Passage shown:

★ ★ ★ ★ ★

Bahador Raghibizadeh

Posted on Sep 13

Introducing db2lake: A Lightweight and Powerful ETL Framework for Node.js

#ai #node #opensource #datascience

Transferring data from operational databases to data lakes or warehouses is a critical need in the modern data landscape. Traditional ETL (Extract, Transform, Load) tools are often complex or rely on costly cloud infrastructure, making them overkill for small to medium-sized projects. db2lake is an open-source Node.js-based framework that simplifies this process with a lightweight, flexible, and intuitive API. It not only handles data extraction and loading but also supports transformation and integration with various architectures like webhooks and database triggers. In this article, we introduce db2lake, its available drivers, the transformer capability, suggested architectures, testing with Vitest, and a comparison with competitors.

Why db2lake? Key Benefits

db2lake is designed for developers who want to implement ETL quickly without the complexity of enterprise tools:

Lightweight and Fast: The core package (@db2lake/core) is minimal and uses streaming and batch processing for high performance.
TypeScript-Native: Strong typing reduces errors and enhances the development experience.
Free and Open-Source: Licensed under MIT, suitable for personal, startup, and commercial projects.
Node.js Integration: Seamlessly fits into the JavaScript ecosystem, no new languages required.

With db2lake, you can transfer data from PostgreSQL to Redshift in just a few lines of code!

★ ★ ★ ★ ★

Available data:
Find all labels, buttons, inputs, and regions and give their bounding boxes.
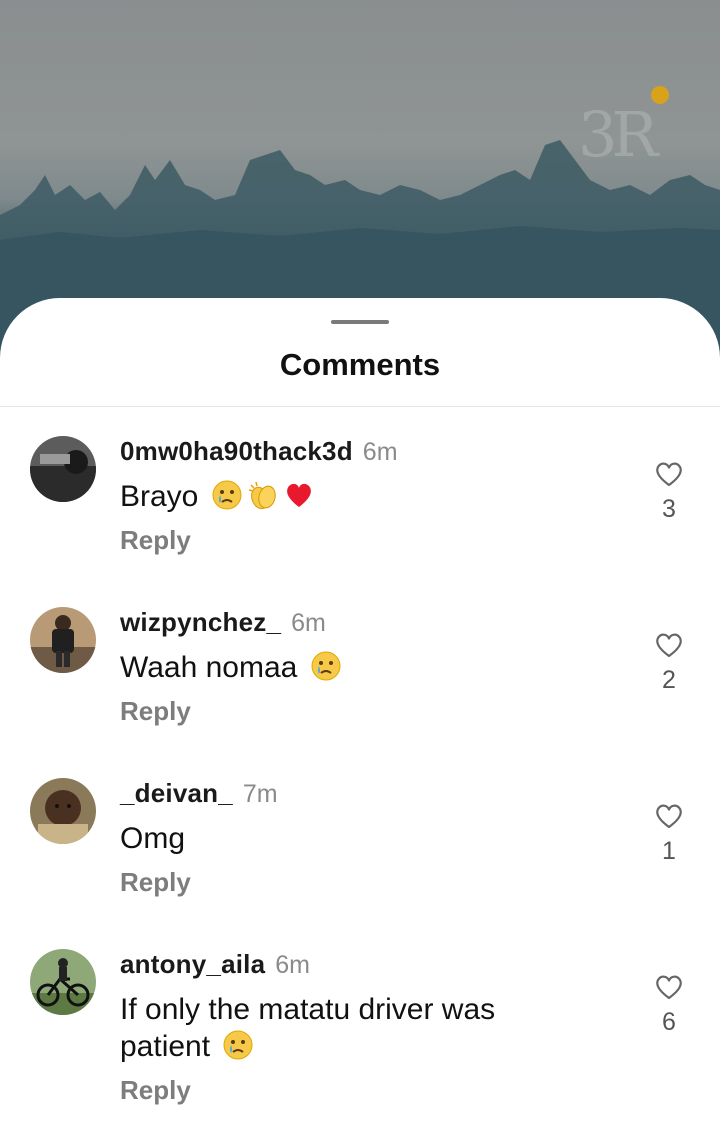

★ ★ ★ ★ ★

Given exercise 1: Summarize the db2lake post in two sentences.
Given exercise 2: According to the db2lake post, under what license is db2lake released?
Given exercise 3: Transcribe the db2lake post from "db2lake is designed" to "for high performance.".

Complete answer 1: db2lake is an open-source framework built on Node.js that handles data extraction, transformation and loading through a lightweight, flexible API, meant for projects where traditional ETL tools are too complex or costly. Its benefits include a minimal core package that uses streaming and batch processing, strong TypeScript typing, a free MIT license, and seamless integration with the JavaScript ecosystem.

Complete answer 2: It is released under the MIT license.

Complete answer 3:
db2lake is designed for developers who want to implement ETL quickly without the complexity of enterprise tools:

Lightweight and Fast: The core package (@db2lake/core) is minimal and uses streaming and batch processing for high performance.